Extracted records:
━━━━━━

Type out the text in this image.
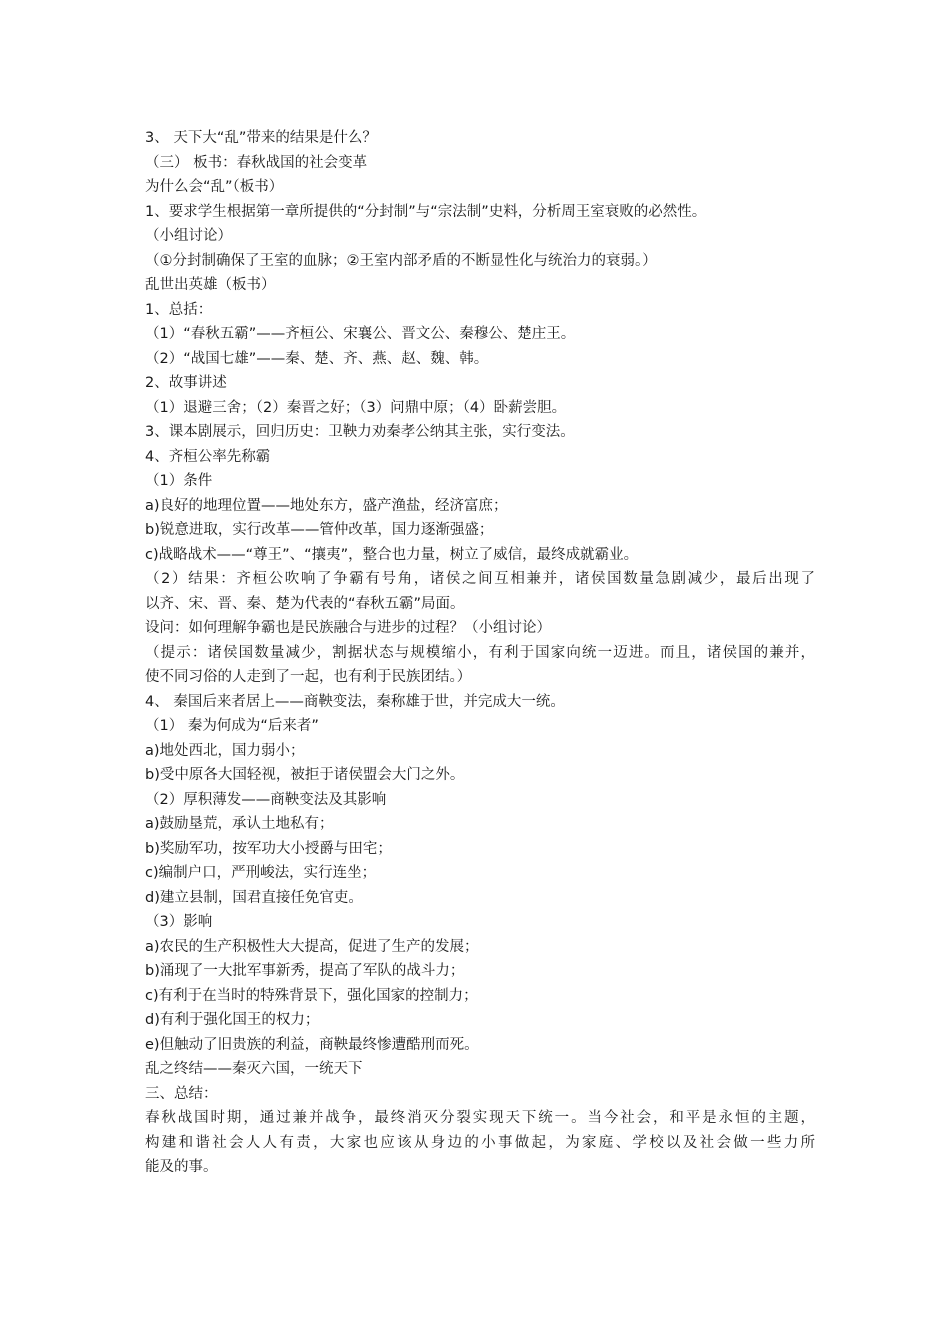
3、 天下大“乱”带来的结果是什么？
（三） 板书：春秋战国的社会变革
为什么会“乱”（板书）
1、要求学生根据第一章所提供的“分封制”与“宗法制”史料，分析周王室衰败的必然性。
（小组讨论）
（①分封制确保了王室的血脉；②王室内部矛盾的不断显性化与统治力的衰弱。）
乱世出英雄（板书）
1、总括：
（1）“春秋五霸”——齐桓公、宋襄公、晋文公、秦穆公、楚庄王。
（2）“战国七雄”——秦、楚、齐、燕、赵、魏、韩。
2、故事讲述
（1）退避三舍；（2）秦晋之好；（3）问鼎中原；（4）卧薪尝胆。
3、课本剧展示，回归历史：卫鞅力劝秦孝公纳其主张，实行变法。
4、齐桓公率先称霸
（1）条件
a)良好的地理位置——地处东方，盛产渔盐，经济富庶；
b)锐意进取，实行改革——管仲改革，国力逐渐强盛；
c)战略战术——“尊王”、“攘夷”，整合也力量，树立了威信，最终成就霸业。
（2）结果：齐桓公吹响了争霸有号角，诸侯之间互相兼并，诸侯国数量急剧减少，最后出现了
以齐、宋、晋、秦、楚为代表的“春秋五霸”局面。
设问：如何理解争霸也是民族融合与进步的过程？（小组讨论）
（提示：诸侯国数量减少，割据状态与规模缩小，有利于国家向统一迈进。而且，诸侯国的兼并，
使不同习俗的人走到了一起，也有利于民族团结。）
4、 秦国后来者居上——商鞅变法，秦称雄于世，并完成大一统。
（1） 秦为何成为“后来者”
a)地处西北，国力弱小；
b)受中原各大国轻视，被拒于诸侯盟会大门之外。
（2）厚积薄发——商鞅变法及其影响
a)鼓励垦荒，承认土地私有；
b)奖励军功，按军功大小授爵与田宅；
c)编制户口，严刑峻法，实行连坐；
d)建立县制，国君直接任免官吏。
（3）影响
a)农民的生产积极性大大提高，促进了生产的发展；
b)涌现了一大批军事新秀，提高了军队的战斗力；
c)有利于在当时的特殊背景下，强化国家的控制力；
d)有利于强化国王的权力；
e)但触动了旧贵族的利益，商鞅最终惨遭酷刑而死。
乱之终结——秦灭六国，一统天下
三、总结：
春秋战国时期，通过兼并战争，最终消灭分裂实现天下统一。当今社会，和平是永恒的主题，
构建和谐社会人人有责，大家也应该从身边的小事做起，为家庭、学校以及社会做一些力所
能及的事。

━━━━━━

Reproduce the entries above word for word. Pictures stay out.

** The reply **
Type out the text in this image.
3、 天下大“乱”带来的结果是什么？
（三） 板书：春秋战国的社会变革
为什么会“乱”（板书）
1、要求学生根据第一章所提供的“分封制”与“宗法制”史料，分析周王室衰败的必然性。
（小组讨论）
（①分封制确保了王室的血脉；②王室内部矛盾的不断显性化与统治力的衰弱。）
乱世出英雄（板书）
1、总括：
（1）“春秋五霸”——齐桓公、宋襄公、晋文公、秦穆公、楚庄王。
（2）“战国七雄”——秦、楚、齐、燕、赵、魏、韩。
2、故事讲述
（1）退避三舍；（2）秦晋之好；（3）问鼎中原；（4）卧薪尝胆。
3、课本剧展示，回归历史：卫鞅力劝秦孝公纳其主张，实行变法。
4、齐桓公率先称霸
（1）条件
a)良好的地理位置——地处东方，盛产渔盐，经济富庶；
b)锐意进取，实行改革——管仲改革，国力逐渐强盛；
c)战略战术——“尊王”、“攘夷”，整合也力量，树立了威信，最终成就霸业。
（2）结果：齐桓公吹响了争霸有号角，诸侯之间互相兼并，诸侯国数量急剧减少，最后出现了
以齐、宋、晋、秦、楚为代表的“春秋五霸”局面。
设问：如何理解争霸也是民族融合与进步的过程？（小组讨论）
（提示：诸侯国数量减少，割据状态与规模缩小，有利于国家向统一迈进。而且，诸侯国的兼并，
使不同习俗的人走到了一起，也有利于民族团结。）
4、 秦国后来者居上——商鞅变法，秦称雄于世，并完成大一统。
（1） 秦为何成为“后来者”
a)地处西北，国力弱小；
b)受中原各大国轻视，被拒于诸侯盟会大门之外。
（2）厚积薄发——商鞅变法及其影响
a)鼓励垦荒，承认土地私有；
b)奖励军功，按军功大小授爵与田宅；
c)编制户口，严刑峻法，实行连坐；
d)建立县制，国君直接任免官吏。
（3）影响
a)农民的生产积极性大大提高，促进了生产的发展；
b)涌现了一大批军事新秀，提高了军队的战斗力；
c)有利于在当时的特殊背景下，强化国家的控制力；
d)有利于强化国王的权力；
e)但触动了旧贵族的利益，商鞅最终惨遭酷刑而死。
乱之终结——秦灭六国，一统天下
三、总结：
春秋战国时期，通过兼并战争，最终消灭分裂实现天下统一。当今社会，和平是永恒的主题，
构建和谐社会人人有责，大家也应该从身边的小事做起，为家庭、学校以及社会做一些力所
能及的事。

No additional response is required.